__WHAT TO DO__. Copy each of the following rows down word for word.

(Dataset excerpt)
────────────────

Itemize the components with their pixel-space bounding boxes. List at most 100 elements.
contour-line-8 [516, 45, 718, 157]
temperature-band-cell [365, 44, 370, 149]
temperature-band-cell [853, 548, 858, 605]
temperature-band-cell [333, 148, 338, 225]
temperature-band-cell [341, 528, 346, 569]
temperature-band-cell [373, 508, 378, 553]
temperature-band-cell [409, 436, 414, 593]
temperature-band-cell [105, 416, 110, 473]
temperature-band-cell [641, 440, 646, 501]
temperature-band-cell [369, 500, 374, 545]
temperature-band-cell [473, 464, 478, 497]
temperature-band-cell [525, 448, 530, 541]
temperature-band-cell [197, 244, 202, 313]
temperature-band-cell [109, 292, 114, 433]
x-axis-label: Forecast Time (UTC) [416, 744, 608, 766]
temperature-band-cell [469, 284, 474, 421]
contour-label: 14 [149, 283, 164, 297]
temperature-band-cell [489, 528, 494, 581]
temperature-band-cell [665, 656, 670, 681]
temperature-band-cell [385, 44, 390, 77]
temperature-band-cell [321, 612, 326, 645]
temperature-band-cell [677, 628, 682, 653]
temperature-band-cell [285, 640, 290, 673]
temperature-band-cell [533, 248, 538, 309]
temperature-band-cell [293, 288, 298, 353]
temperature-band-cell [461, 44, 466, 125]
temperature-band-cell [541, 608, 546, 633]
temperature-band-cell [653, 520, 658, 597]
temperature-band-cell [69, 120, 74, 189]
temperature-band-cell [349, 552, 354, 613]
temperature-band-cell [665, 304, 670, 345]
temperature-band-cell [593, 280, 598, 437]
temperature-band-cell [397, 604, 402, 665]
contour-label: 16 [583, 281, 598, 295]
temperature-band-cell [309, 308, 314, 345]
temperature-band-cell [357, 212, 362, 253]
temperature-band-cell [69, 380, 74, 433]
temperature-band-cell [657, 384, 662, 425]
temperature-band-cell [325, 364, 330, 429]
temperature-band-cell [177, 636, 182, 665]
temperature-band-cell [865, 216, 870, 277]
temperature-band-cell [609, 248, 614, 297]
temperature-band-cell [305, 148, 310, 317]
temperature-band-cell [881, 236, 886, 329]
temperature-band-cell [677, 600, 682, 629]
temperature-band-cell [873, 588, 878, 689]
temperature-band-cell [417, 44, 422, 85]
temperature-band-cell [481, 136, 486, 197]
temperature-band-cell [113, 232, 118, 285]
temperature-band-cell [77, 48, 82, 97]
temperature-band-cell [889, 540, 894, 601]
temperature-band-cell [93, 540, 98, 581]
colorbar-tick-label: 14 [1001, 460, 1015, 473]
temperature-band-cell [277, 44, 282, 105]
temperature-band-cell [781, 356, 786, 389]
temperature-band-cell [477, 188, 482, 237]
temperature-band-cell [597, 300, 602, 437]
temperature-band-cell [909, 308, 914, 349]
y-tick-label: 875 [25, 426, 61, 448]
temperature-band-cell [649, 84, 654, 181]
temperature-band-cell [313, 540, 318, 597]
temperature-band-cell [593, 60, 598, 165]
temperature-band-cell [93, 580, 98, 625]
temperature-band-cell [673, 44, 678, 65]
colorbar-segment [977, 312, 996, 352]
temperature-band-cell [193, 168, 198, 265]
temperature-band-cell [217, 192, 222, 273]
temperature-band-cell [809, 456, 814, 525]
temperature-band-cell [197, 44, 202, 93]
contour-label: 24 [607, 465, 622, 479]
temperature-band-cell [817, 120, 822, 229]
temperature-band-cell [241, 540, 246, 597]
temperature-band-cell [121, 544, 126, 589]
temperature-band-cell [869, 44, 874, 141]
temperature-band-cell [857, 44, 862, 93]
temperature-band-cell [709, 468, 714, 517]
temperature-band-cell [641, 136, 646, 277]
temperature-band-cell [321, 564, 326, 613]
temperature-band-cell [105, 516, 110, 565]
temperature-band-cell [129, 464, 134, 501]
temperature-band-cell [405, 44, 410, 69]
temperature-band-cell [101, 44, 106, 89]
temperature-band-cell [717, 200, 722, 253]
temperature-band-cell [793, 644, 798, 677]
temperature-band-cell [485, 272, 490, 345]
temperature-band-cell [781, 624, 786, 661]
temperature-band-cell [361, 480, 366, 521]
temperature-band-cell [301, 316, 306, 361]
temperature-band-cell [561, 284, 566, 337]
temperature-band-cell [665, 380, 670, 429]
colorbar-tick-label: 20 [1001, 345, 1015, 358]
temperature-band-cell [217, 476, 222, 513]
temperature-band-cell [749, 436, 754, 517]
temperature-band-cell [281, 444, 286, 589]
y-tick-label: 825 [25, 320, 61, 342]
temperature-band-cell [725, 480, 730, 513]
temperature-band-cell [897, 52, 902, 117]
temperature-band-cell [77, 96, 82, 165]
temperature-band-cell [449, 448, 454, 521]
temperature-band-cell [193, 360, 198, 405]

────────────────

__RESULT FOR THIS EXERCISE__.
Itemize the components with their pixel-space bounding boxes. List at most 100 elements.
contour-line-8 [516, 45, 718, 157]
temperature-band-cell [365, 44, 370, 149]
temperature-band-cell [853, 548, 858, 605]
temperature-band-cell [333, 148, 338, 225]
temperature-band-cell [341, 528, 346, 569]
temperature-band-cell [373, 508, 378, 553]
temperature-band-cell [409, 436, 414, 593]
temperature-band-cell [105, 416, 110, 473]
temperature-band-cell [641, 440, 646, 501]
temperature-band-cell [369, 500, 374, 545]
temperature-band-cell [473, 464, 478, 497]
temperature-band-cell [525, 448, 530, 541]
temperature-band-cell [197, 244, 202, 313]
temperature-band-cell [109, 292, 114, 433]
x-axis-label: Forecast Time (UTC) [416, 744, 608, 766]
temperature-band-cell [469, 284, 474, 421]
contour-label: 14 [149, 283, 164, 297]
temperature-band-cell [489, 528, 494, 581]
temperature-band-cell [665, 656, 670, 681]
temperature-band-cell [385, 44, 390, 77]
temperature-band-cell [321, 612, 326, 645]
temperature-band-cell [677, 628, 682, 653]
temperature-band-cell [285, 640, 290, 673]
temperature-band-cell [533, 248, 538, 309]
temperature-band-cell [293, 288, 298, 353]
temperature-band-cell [461, 44, 466, 125]
temperature-band-cell [541, 608, 546, 633]
temperature-band-cell [653, 520, 658, 597]
temperature-band-cell [69, 120, 74, 189]
temperature-band-cell [349, 552, 354, 613]
temperature-band-cell [665, 304, 670, 345]
temperature-band-cell [593, 280, 598, 437]
temperature-band-cell [397, 604, 402, 665]
contour-label: 16 [583, 281, 598, 295]
temperature-band-cell [309, 308, 314, 345]
temperature-band-cell [357, 212, 362, 253]
temperature-band-cell [69, 380, 74, 433]
temperature-band-cell [657, 384, 662, 425]
temperature-band-cell [325, 364, 330, 429]
temperature-band-cell [177, 636, 182, 665]
temperature-band-cell [865, 216, 870, 277]
temperature-band-cell [609, 248, 614, 297]
temperature-band-cell [305, 148, 310, 317]
temperature-band-cell [881, 236, 886, 329]
temperature-band-cell [677, 600, 682, 629]
temperature-band-cell [873, 588, 878, 689]
temperature-band-cell [417, 44, 422, 85]
temperature-band-cell [481, 136, 486, 197]
temperature-band-cell [113, 232, 118, 285]
temperature-band-cell [77, 48, 82, 97]
temperature-band-cell [889, 540, 894, 601]
temperature-band-cell [93, 540, 98, 581]
colorbar-tick-label: 14 [1001, 460, 1015, 473]
temperature-band-cell [277, 44, 282, 105]
temperature-band-cell [781, 356, 786, 389]
temperature-band-cell [477, 188, 482, 237]
temperature-band-cell [597, 300, 602, 437]
temperature-band-cell [909, 308, 914, 349]
y-tick-label: 875 [25, 426, 61, 448]
temperature-band-cell [649, 84, 654, 181]
temperature-band-cell [313, 540, 318, 597]
temperature-band-cell [593, 60, 598, 165]
temperature-band-cell [93, 580, 98, 625]
temperature-band-cell [673, 44, 678, 65]
colorbar-segment [977, 312, 996, 352]
temperature-band-cell [193, 168, 198, 265]
temperature-band-cell [217, 192, 222, 273]
temperature-band-cell [809, 456, 814, 525]
temperature-band-cell [197, 44, 202, 93]
contour-label: 24 [607, 465, 622, 479]
temperature-band-cell [817, 120, 822, 229]
temperature-band-cell [241, 540, 246, 597]
temperature-band-cell [121, 544, 126, 589]
temperature-band-cell [869, 44, 874, 141]
temperature-band-cell [857, 44, 862, 93]
temperature-band-cell [709, 468, 714, 517]
temperature-band-cell [641, 136, 646, 277]
temperature-band-cell [321, 564, 326, 613]
temperature-band-cell [105, 516, 110, 565]
temperature-band-cell [129, 464, 134, 501]
temperature-band-cell [405, 44, 410, 69]
temperature-band-cell [101, 44, 106, 89]
temperature-band-cell [717, 200, 722, 253]
temperature-band-cell [793, 644, 798, 677]
temperature-band-cell [485, 272, 490, 345]
temperature-band-cell [781, 624, 786, 661]
temperature-band-cell [361, 480, 366, 521]
temperature-band-cell [301, 316, 306, 361]
temperature-band-cell [561, 284, 566, 337]
temperature-band-cell [665, 380, 670, 429]
colorbar-tick-label: 20 [1001, 345, 1015, 358]
temperature-band-cell [217, 476, 222, 513]
temperature-band-cell [749, 436, 754, 517]
temperature-band-cell [281, 444, 286, 589]
y-tick-label: 825 [25, 320, 61, 342]
temperature-band-cell [725, 480, 730, 513]
temperature-band-cell [897, 52, 902, 117]
temperature-band-cell [77, 96, 82, 165]
temperature-band-cell [449, 448, 454, 521]
temperature-band-cell [193, 360, 198, 405]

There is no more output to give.